Pull out every line below that holds the word "structured".

[EXERCISE MATERIAL]
= = =
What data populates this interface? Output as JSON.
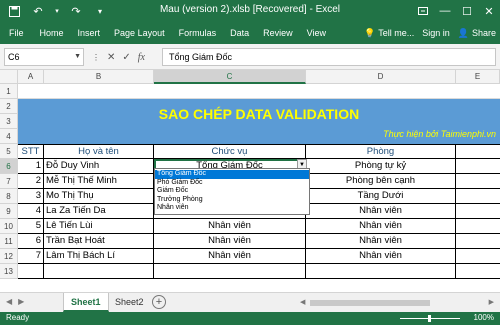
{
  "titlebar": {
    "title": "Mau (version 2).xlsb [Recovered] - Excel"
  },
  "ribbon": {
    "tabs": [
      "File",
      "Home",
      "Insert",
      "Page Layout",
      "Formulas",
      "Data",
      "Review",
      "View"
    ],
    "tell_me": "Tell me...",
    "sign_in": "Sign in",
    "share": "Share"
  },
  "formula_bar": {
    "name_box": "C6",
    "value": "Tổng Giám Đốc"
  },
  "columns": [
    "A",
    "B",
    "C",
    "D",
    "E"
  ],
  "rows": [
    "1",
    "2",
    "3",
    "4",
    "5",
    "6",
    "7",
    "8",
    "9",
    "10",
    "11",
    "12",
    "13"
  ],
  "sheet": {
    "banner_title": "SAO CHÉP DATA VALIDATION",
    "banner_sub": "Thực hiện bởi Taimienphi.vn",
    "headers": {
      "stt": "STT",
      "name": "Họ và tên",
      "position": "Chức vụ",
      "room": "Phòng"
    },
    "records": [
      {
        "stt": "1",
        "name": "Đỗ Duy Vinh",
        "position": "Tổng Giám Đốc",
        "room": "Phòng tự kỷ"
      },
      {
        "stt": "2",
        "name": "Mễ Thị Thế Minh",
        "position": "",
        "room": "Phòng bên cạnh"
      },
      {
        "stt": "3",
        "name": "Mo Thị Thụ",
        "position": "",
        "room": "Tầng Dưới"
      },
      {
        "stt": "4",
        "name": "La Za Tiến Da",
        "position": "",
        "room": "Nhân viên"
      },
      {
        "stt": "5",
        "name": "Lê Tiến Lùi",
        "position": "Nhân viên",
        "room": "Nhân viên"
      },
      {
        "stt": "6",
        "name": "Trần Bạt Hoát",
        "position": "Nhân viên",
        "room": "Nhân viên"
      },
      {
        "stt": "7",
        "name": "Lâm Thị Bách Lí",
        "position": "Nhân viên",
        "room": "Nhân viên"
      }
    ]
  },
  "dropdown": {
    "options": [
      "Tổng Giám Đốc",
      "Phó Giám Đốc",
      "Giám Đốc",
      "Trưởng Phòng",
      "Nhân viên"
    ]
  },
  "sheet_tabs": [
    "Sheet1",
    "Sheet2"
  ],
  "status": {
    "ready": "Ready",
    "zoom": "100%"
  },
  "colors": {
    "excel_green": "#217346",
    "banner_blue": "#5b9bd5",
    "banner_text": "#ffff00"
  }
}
= = =
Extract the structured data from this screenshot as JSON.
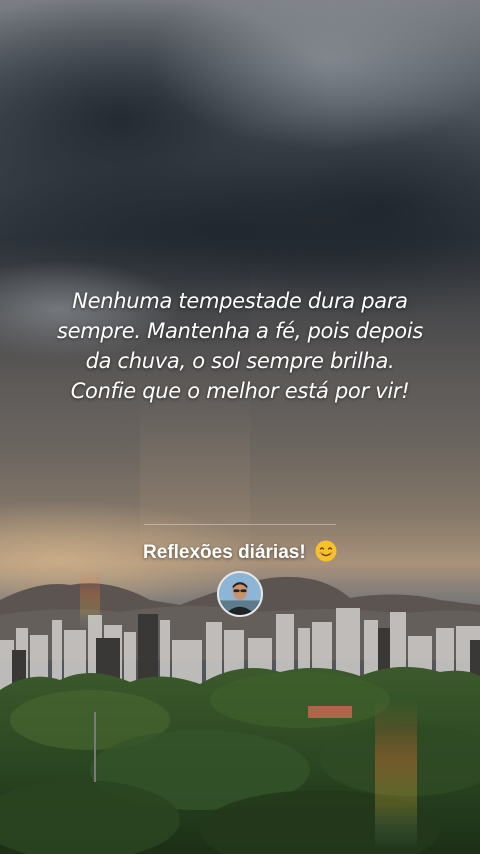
= = =
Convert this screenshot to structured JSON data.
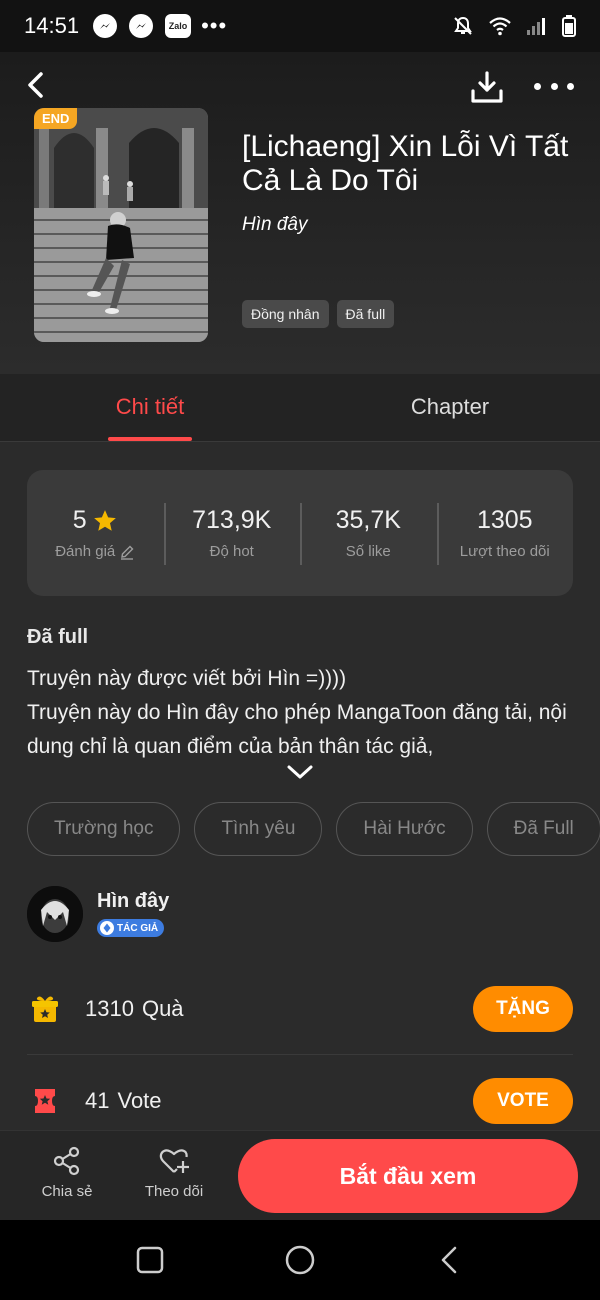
= = =
[RESULT FOR THIS TASK]
Extract the structured data from this screenshot as JSON.
Convert this screenshot to structured JSON data.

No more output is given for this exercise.